Work to be completed
Count the lines below that contain the word "کلاسه", and reply with that number alone.

Excerpted data
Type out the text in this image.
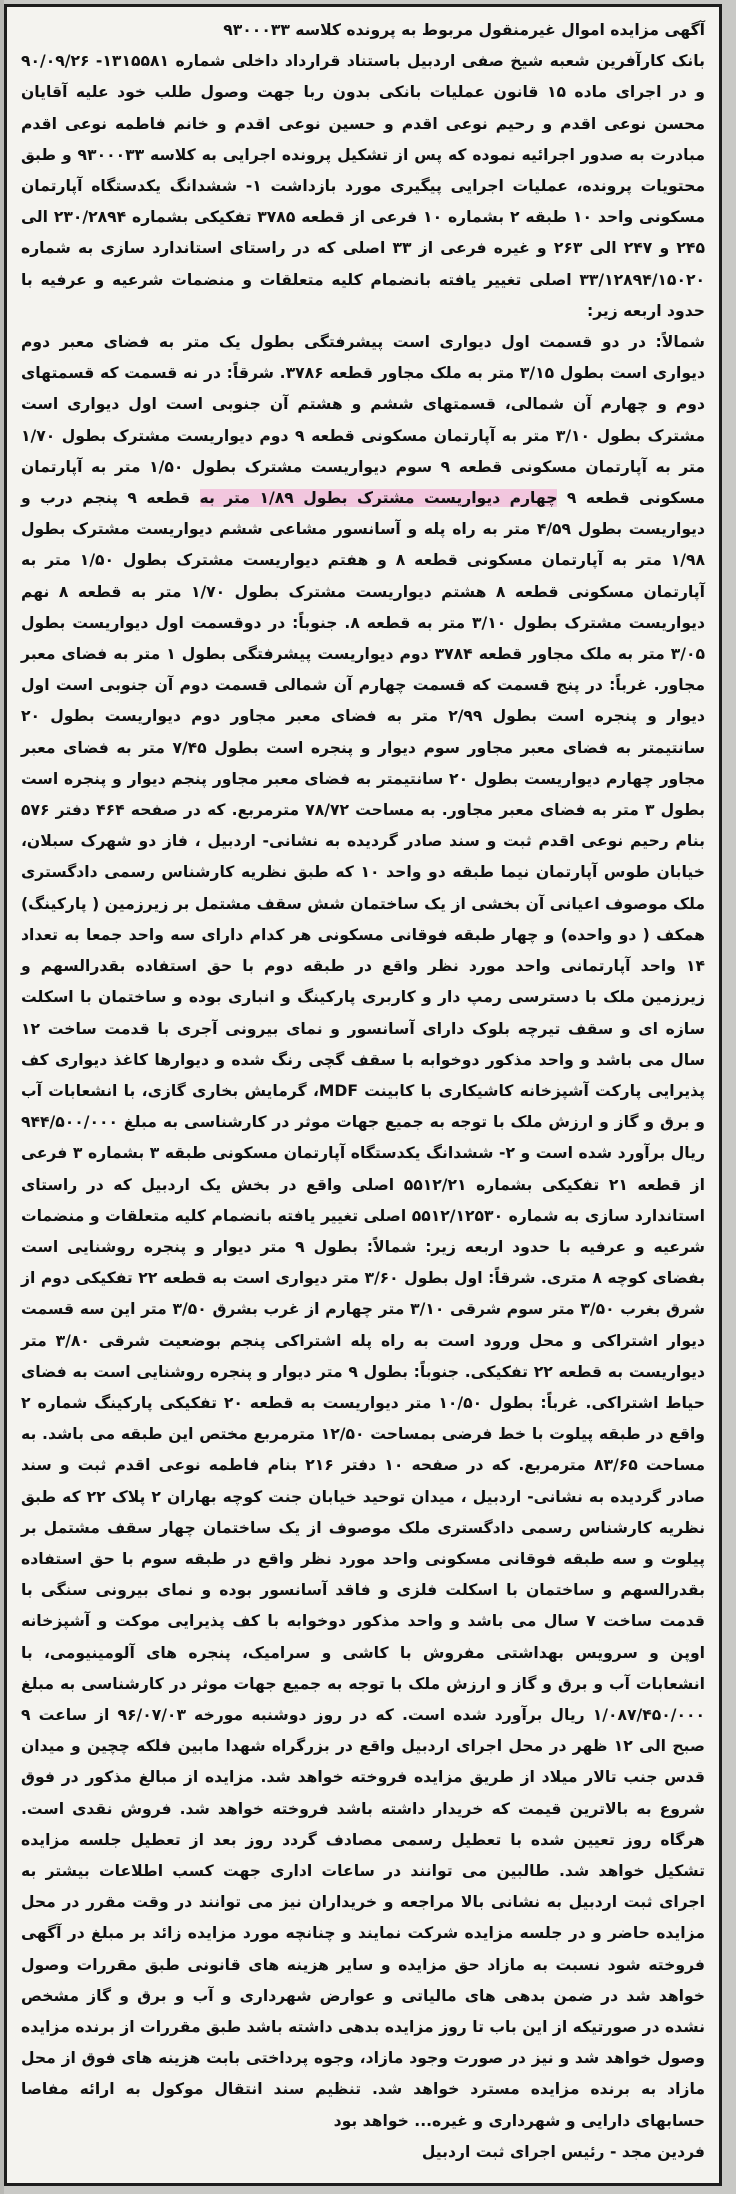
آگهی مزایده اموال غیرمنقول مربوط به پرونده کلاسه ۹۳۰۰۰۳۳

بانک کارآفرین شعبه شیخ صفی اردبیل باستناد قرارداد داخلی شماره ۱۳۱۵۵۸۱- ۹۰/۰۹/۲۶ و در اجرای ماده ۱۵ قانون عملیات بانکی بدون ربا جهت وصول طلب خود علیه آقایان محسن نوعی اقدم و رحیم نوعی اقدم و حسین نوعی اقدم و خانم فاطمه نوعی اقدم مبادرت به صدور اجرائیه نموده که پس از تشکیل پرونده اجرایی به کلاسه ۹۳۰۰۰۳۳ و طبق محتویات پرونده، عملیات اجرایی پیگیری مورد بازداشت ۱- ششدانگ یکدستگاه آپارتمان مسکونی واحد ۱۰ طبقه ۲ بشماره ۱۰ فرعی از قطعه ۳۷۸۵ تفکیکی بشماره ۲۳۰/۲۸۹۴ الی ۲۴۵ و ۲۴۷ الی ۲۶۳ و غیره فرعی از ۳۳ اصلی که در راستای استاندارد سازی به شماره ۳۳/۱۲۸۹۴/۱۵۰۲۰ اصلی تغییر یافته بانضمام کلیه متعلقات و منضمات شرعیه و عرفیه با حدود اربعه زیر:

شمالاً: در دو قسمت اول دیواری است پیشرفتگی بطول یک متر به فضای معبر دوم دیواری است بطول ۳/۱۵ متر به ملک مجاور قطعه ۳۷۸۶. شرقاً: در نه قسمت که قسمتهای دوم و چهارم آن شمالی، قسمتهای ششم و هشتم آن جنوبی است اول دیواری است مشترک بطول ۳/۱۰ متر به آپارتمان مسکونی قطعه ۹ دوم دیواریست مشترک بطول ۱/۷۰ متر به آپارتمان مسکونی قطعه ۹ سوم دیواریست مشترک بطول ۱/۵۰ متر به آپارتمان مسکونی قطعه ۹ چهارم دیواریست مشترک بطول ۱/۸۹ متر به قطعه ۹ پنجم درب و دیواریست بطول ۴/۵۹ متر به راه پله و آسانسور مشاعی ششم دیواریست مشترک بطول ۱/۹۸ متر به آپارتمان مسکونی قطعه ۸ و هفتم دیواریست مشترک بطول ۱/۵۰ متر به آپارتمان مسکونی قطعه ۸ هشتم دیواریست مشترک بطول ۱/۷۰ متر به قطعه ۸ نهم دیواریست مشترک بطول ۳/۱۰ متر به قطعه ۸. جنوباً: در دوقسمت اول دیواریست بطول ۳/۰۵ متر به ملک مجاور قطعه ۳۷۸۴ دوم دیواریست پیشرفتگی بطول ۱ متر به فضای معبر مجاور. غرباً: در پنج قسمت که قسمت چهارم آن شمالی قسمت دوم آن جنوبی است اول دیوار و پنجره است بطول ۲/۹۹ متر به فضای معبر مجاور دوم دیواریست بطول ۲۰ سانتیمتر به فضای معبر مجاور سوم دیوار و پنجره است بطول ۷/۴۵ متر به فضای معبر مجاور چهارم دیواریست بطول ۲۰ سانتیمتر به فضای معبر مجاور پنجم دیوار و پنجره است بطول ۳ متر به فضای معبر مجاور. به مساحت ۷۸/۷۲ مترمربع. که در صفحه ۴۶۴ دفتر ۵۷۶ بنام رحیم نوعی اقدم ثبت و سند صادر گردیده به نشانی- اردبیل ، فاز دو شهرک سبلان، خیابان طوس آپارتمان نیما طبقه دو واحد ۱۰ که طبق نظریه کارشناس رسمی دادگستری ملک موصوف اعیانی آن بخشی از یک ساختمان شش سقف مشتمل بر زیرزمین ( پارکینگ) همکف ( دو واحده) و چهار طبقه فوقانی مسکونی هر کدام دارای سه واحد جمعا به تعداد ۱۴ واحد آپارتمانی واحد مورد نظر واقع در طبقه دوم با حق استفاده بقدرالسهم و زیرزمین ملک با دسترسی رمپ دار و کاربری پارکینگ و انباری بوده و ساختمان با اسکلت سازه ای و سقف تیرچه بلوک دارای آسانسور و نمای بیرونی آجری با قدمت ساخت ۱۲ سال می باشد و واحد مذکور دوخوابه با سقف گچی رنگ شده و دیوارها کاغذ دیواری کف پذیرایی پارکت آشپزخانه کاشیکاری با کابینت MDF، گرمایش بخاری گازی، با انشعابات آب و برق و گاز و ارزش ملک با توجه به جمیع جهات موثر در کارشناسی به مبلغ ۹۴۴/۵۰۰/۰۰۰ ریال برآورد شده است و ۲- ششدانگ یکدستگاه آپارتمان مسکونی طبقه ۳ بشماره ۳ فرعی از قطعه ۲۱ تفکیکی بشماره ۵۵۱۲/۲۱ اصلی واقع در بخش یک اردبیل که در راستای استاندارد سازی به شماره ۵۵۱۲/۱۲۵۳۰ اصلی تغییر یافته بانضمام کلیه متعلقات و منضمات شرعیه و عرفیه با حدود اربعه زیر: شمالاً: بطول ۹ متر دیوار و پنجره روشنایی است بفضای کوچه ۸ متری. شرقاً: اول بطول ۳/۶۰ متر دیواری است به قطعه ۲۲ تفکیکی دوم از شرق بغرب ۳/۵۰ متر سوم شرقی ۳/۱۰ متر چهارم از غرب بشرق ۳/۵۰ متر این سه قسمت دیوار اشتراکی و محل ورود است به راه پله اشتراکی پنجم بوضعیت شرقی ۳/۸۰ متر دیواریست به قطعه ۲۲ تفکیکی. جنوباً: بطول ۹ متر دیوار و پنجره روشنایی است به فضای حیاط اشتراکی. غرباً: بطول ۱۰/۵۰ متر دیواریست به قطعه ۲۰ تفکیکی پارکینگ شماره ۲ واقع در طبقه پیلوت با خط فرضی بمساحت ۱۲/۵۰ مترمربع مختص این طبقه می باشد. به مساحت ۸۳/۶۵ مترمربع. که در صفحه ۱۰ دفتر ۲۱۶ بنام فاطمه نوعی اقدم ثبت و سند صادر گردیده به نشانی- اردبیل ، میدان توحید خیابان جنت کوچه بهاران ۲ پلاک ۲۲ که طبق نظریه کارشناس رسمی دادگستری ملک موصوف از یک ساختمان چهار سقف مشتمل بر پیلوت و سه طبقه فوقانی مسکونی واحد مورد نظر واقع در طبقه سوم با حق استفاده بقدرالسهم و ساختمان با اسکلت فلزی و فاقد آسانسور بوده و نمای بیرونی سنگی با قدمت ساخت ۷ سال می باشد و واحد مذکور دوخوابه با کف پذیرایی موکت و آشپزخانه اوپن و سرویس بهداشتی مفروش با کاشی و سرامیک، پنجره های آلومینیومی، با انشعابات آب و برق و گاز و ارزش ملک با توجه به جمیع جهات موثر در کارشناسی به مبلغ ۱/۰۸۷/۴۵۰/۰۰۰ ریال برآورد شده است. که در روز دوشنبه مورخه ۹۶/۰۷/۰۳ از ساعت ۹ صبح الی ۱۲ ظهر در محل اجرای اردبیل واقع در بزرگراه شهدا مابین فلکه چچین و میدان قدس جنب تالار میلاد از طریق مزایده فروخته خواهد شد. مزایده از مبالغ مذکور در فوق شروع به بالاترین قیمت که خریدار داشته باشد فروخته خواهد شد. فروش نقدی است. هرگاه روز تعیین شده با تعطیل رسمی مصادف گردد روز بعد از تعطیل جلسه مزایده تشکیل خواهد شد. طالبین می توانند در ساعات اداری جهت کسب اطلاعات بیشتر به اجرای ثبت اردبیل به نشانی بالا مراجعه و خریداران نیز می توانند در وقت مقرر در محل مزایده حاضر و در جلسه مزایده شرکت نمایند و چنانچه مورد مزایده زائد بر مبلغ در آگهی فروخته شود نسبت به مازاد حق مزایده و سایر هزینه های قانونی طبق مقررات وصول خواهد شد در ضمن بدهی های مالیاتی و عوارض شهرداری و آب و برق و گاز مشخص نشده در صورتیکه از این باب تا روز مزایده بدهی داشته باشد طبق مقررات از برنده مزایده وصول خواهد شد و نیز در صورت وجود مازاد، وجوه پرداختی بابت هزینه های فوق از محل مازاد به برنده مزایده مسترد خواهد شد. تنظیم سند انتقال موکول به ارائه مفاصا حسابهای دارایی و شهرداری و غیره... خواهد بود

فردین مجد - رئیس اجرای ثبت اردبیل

Output of the exercise
2